▶ What is being asked
Give the listing again character for character, but drop the images.
* * * * * * *
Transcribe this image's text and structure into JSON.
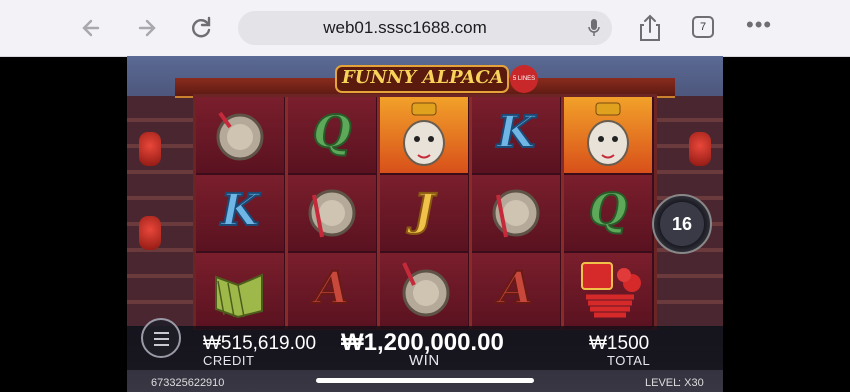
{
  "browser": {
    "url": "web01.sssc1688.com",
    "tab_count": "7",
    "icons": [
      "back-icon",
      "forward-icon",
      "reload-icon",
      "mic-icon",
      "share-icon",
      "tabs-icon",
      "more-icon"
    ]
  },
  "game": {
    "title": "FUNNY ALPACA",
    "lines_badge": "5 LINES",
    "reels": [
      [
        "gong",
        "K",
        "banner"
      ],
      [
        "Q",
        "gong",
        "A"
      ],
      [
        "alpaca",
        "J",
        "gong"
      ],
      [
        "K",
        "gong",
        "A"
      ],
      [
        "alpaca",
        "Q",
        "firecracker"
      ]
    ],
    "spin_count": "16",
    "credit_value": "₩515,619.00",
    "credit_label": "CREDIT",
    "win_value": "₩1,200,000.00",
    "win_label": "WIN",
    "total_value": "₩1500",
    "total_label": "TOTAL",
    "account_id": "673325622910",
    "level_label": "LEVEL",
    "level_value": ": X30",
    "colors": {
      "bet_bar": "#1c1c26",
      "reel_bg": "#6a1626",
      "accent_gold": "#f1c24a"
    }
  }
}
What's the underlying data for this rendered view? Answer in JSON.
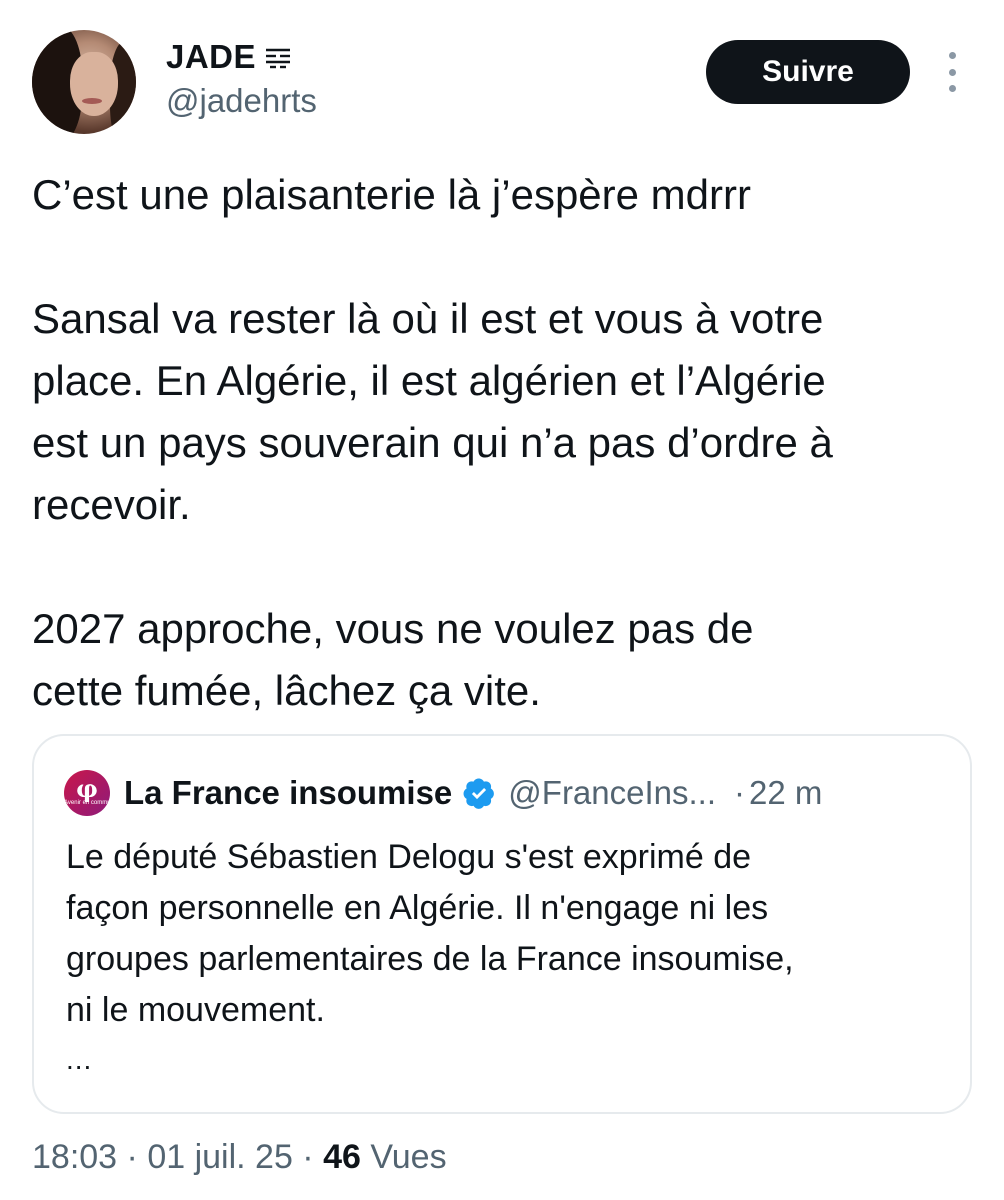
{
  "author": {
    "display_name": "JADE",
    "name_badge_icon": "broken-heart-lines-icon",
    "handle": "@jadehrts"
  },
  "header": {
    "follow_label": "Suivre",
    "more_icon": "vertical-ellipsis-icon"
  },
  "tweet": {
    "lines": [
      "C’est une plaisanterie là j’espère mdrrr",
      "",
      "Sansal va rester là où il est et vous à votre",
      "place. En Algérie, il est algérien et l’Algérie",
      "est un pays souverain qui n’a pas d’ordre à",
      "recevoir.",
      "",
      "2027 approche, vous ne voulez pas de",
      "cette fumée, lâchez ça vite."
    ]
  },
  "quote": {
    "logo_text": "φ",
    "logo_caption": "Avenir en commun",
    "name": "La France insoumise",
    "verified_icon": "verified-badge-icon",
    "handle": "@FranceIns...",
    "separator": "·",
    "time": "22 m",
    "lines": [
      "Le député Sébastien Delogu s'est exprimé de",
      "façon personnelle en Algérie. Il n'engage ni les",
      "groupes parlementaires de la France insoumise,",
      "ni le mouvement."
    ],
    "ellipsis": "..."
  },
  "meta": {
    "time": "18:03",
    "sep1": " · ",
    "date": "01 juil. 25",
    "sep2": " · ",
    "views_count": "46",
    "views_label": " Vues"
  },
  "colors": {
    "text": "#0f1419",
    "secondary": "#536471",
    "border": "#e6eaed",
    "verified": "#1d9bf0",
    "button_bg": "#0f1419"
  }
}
* * * * * * *
▶ Answer for this exercise
Transcribe this image's text and structure into JSON.
{
  "browser": {
    "url": "web01.sssc1688.com",
    "tab_count": "7",
    "icons": [
      "back-icon",
      "forward-icon",
      "reload-icon",
      "mic-icon",
      "share-icon",
      "tabs-icon",
      "more-icon"
    ]
  },
  "game": {
    "title": "FUNNY ALPACA",
    "lines_badge": "5 LINES",
    "reels": [
      [
        "gong",
        "K",
        "banner"
      ],
      [
        "Q",
        "gong",
        "A"
      ],
      [
        "alpaca",
        "J",
        "gong"
      ],
      [
        "K",
        "gong",
        "A"
      ],
      [
        "alpaca",
        "Q",
        "firecracker"
      ]
    ],
    "spin_count": "16",
    "credit_value": "₩515,619.00",
    "credit_label": "CREDIT",
    "win_value": "₩1,200,000.00",
    "win_label": "WIN",
    "total_value": "₩1500",
    "total_label": "TOTAL",
    "account_id": "673325622910",
    "level_label": "LEVEL",
    "level_value": ": X30",
    "colors": {
      "bet_bar": "#1c1c26",
      "reel_bg": "#6a1626",
      "accent_gold": "#f1c24a"
    }
  }
}
What's the underlying data for this rendered view? Answer in JSON.
{
  "author": {
    "display_name": "JADE",
    "name_badge_icon": "broken-heart-lines-icon",
    "handle": "@jadehrts"
  },
  "header": {
    "follow_label": "Suivre",
    "more_icon": "vertical-ellipsis-icon"
  },
  "tweet": {
    "lines": [
      "C’est une plaisanterie là j’espère mdrrr",
      "",
      "Sansal va rester là où il est et vous à votre",
      "place. En Algérie, il est algérien et l’Algérie",
      "est un pays souverain qui n’a pas d’ordre à",
      "recevoir.",
      "",
      "2027 approche, vous ne voulez pas de",
      "cette fumée, lâchez ça vite."
    ]
  },
  "quote": {
    "logo_text": "φ",
    "logo_caption": "Avenir en commun",
    "name": "La France insoumise",
    "verified_icon": "verified-badge-icon",
    "handle": "@FranceIns...",
    "separator": "·",
    "time": "22 m",
    "lines": [
      "Le député Sébastien Delogu s'est exprimé de",
      "façon personnelle en Algérie. Il n'engage ni les",
      "groupes parlementaires de la France insoumise,",
      "ni le mouvement."
    ],
    "ellipsis": "..."
  },
  "meta": {
    "time": "18:03",
    "sep1": " · ",
    "date": "01 juil. 25",
    "sep2": " · ",
    "views_count": "46",
    "views_label": " Vues"
  },
  "colors": {
    "text": "#0f1419",
    "secondary": "#536471",
    "border": "#e6eaed",
    "verified": "#1d9bf0",
    "button_bg": "#0f1419"
  }
}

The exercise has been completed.